§ Task to complete: Write down every entry below once more, exactly.

§ Data section:
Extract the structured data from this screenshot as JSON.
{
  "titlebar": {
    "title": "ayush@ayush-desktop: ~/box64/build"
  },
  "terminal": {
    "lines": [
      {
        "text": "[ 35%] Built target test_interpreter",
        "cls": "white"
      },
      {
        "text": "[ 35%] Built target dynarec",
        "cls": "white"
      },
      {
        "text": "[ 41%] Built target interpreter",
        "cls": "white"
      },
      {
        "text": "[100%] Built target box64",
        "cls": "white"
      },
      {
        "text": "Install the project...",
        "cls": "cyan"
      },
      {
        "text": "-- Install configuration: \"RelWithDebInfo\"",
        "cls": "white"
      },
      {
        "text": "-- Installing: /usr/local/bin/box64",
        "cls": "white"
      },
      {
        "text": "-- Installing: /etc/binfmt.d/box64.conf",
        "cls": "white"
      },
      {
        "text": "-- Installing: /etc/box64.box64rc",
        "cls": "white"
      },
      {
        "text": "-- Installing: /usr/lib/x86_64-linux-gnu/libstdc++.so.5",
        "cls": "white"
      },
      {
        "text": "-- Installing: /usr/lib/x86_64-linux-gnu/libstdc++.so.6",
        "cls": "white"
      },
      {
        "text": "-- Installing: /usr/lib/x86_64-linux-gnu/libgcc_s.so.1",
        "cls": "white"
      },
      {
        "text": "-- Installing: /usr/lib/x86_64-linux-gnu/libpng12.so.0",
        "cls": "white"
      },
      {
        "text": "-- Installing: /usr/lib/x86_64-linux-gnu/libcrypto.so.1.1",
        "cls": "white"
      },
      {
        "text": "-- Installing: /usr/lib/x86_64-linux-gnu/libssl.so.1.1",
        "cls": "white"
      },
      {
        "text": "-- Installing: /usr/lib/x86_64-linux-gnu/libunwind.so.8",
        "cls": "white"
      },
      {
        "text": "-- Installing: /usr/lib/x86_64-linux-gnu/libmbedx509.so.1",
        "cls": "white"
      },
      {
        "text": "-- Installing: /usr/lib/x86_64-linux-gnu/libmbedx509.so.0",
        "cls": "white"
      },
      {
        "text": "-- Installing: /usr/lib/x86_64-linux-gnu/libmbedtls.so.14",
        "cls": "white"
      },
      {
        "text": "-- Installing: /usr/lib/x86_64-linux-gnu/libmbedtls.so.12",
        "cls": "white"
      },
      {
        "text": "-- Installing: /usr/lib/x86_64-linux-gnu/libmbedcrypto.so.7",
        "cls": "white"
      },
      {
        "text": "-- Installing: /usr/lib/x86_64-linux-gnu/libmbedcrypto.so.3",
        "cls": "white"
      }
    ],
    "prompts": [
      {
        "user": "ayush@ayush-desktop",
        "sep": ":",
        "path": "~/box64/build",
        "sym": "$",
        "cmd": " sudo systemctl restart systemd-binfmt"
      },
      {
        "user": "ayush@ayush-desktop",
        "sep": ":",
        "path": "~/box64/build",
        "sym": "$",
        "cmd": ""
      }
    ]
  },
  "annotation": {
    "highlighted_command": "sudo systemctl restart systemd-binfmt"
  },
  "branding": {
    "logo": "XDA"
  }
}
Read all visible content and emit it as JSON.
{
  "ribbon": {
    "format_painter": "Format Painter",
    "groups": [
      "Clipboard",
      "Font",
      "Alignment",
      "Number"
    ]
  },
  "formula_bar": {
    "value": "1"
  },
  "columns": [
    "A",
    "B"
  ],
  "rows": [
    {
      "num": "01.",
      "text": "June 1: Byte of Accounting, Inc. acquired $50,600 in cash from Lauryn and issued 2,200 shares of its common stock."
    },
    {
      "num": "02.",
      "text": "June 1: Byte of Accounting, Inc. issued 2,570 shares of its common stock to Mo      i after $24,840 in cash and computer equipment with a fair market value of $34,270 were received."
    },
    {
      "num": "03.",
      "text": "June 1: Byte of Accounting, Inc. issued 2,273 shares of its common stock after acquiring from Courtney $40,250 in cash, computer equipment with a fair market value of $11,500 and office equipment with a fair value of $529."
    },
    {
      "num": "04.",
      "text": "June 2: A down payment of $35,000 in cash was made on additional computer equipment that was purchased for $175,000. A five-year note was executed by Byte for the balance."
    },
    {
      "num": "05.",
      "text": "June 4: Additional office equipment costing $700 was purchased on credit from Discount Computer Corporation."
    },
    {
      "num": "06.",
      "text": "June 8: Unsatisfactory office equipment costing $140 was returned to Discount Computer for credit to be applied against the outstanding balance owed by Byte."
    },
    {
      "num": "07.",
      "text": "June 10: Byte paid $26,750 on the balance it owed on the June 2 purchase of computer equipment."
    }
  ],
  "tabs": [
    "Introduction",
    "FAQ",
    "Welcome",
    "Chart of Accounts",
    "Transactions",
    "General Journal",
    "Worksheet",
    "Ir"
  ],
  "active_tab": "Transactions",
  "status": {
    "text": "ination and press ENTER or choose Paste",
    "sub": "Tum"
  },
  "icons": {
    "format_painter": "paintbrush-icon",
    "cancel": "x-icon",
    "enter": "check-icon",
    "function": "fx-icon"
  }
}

§ Solution to the exercise:
Extract the structured data from this screenshot as JSON.
{
  "titlebar": {
    "title": "ayush@ayush-desktop: ~/box64/build"
  },
  "terminal": {
    "lines": [
      {
        "text": "[ 35%] Built target test_interpreter",
        "cls": "white"
      },
      {
        "text": "[ 35%] Built target dynarec",
        "cls": "white"
      },
      {
        "text": "[ 41%] Built target interpreter",
        "cls": "white"
      },
      {
        "text": "[100%] Built target box64",
        "cls": "white"
      },
      {
        "text": "Install the project...",
        "cls": "cyan"
      },
      {
        "text": "-- Install configuration: \"RelWithDebInfo\"",
        "cls": "white"
      },
      {
        "text": "-- Installing: /usr/local/bin/box64",
        "cls": "white"
      },
      {
        "text": "-- Installing: /etc/binfmt.d/box64.conf",
        "cls": "white"
      },
      {
        "text": "-- Installing: /etc/box64.box64rc",
        "cls": "white"
      },
      {
        "text": "-- Installing: /usr/lib/x86_64-linux-gnu/libstdc++.so.5",
        "cls": "white"
      },
      {
        "text": "-- Installing: /usr/lib/x86_64-linux-gnu/libstdc++.so.6",
        "cls": "white"
      },
      {
        "text": "-- Installing: /usr/lib/x86_64-linux-gnu/libgcc_s.so.1",
        "cls": "white"
      },
      {
        "text": "-- Installing: /usr/lib/x86_64-linux-gnu/libpng12.so.0",
        "cls": "white"
      },
      {
        "text": "-- Installing: /usr/lib/x86_64-linux-gnu/libcrypto.so.1.1",
        "cls": "white"
      },
      {
        "text": "-- Installing: /usr/lib/x86_64-linux-gnu/libssl.so.1.1",
        "cls": "white"
      },
      {
        "text": "-- Installing: /usr/lib/x86_64-linux-gnu/libunwind.so.8",
        "cls": "white"
      },
      {
        "text": "-- Installing: /usr/lib/x86_64-linux-gnu/libmbedx509.so.1",
        "cls": "white"
      },
      {
        "text": "-- Installing: /usr/lib/x86_64-linux-gnu/libmbedx509.so.0",
        "cls": "white"
      },
      {
        "text": "-- Installing: /usr/lib/x86_64-linux-gnu/libmbedtls.so.14",
        "cls": "white"
      },
      {
        "text": "-- Installing: /usr/lib/x86_64-linux-gnu/libmbedtls.so.12",
        "cls": "white"
      },
      {
        "text": "-- Installing: /usr/lib/x86_64-linux-gnu/libmbedcrypto.so.7",
        "cls": "white"
      },
      {
        "text": "-- Installing: /usr/lib/x86_64-linux-gnu/libmbedcrypto.so.3",
        "cls": "white"
      }
    ],
    "prompts": [
      {
        "user": "ayush@ayush-desktop",
        "sep": ":",
        "path": "~/box64/build",
        "sym": "$",
        "cmd": " sudo systemctl restart systemd-binfmt"
      },
      {
        "user": "ayush@ayush-desktop",
        "sep": ":",
        "path": "~/box64/build",
        "sym": "$",
        "cmd": ""
      }
    ]
  },
  "annotation": {
    "highlighted_command": "sudo systemctl restart systemd-binfmt"
  },
  "branding": {
    "logo": "XDA"
  }
}
Read all visible content and emit it as JSON.
{
  "ribbon": {
    "format_painter": "Format Painter",
    "groups": [
      "Clipboard",
      "Font",
      "Alignment",
      "Number"
    ]
  },
  "formula_bar": {
    "value": "1"
  },
  "columns": [
    "A",
    "B"
  ],
  "rows": [
    {
      "num": "01.",
      "text": "June 1: Byte of Accounting, Inc. acquired $50,600 in cash from Lauryn and issued 2,200 shares of its common stock."
    },
    {
      "num": "02.",
      "text": "June 1: Byte of Accounting, Inc. issued 2,570 shares of its common stock to Mo      i after $24,840 in cash and computer equipment with a fair market value of $34,270 were received."
    },
    {
      "num": "03.",
      "text": "June 1: Byte of Accounting, Inc. issued 2,273 shares of its common stock after acquiring from Courtney $40,250 in cash, computer equipment with a fair market value of $11,500 and office equipment with a fair value of $529."
    },
    {
      "num": "04.",
      "text": "June 2: A down payment of $35,000 in cash was made on additional computer equipment that was purchased for $175,000. A five-year note was executed by Byte for the balance."
    },
    {
      "num": "05.",
      "text": "June 4: Additional office equipment costing $700 was purchased on credit from Discount Computer Corporation."
    },
    {
      "num": "06.",
      "text": "June 8: Unsatisfactory office equipment costing $140 was returned to Discount Computer for credit to be applied against the outstanding balance owed by Byte."
    },
    {
      "num": "07.",
      "text": "June 10: Byte paid $26,750 on the balance it owed on the June 2 purchase of computer equipment."
    }
  ],
  "tabs": [
    "Introduction",
    "FAQ",
    "Welcome",
    "Chart of Accounts",
    "Transactions",
    "General Journal",
    "Worksheet",
    "Ir"
  ],
  "active_tab": "Transactions",
  "status": {
    "text": "ination and press ENTER or choose Paste",
    "sub": "Tum"
  },
  "icons": {
    "format_painter": "paintbrush-icon",
    "cancel": "x-icon",
    "enter": "check-icon",
    "function": "fx-icon"
  }
}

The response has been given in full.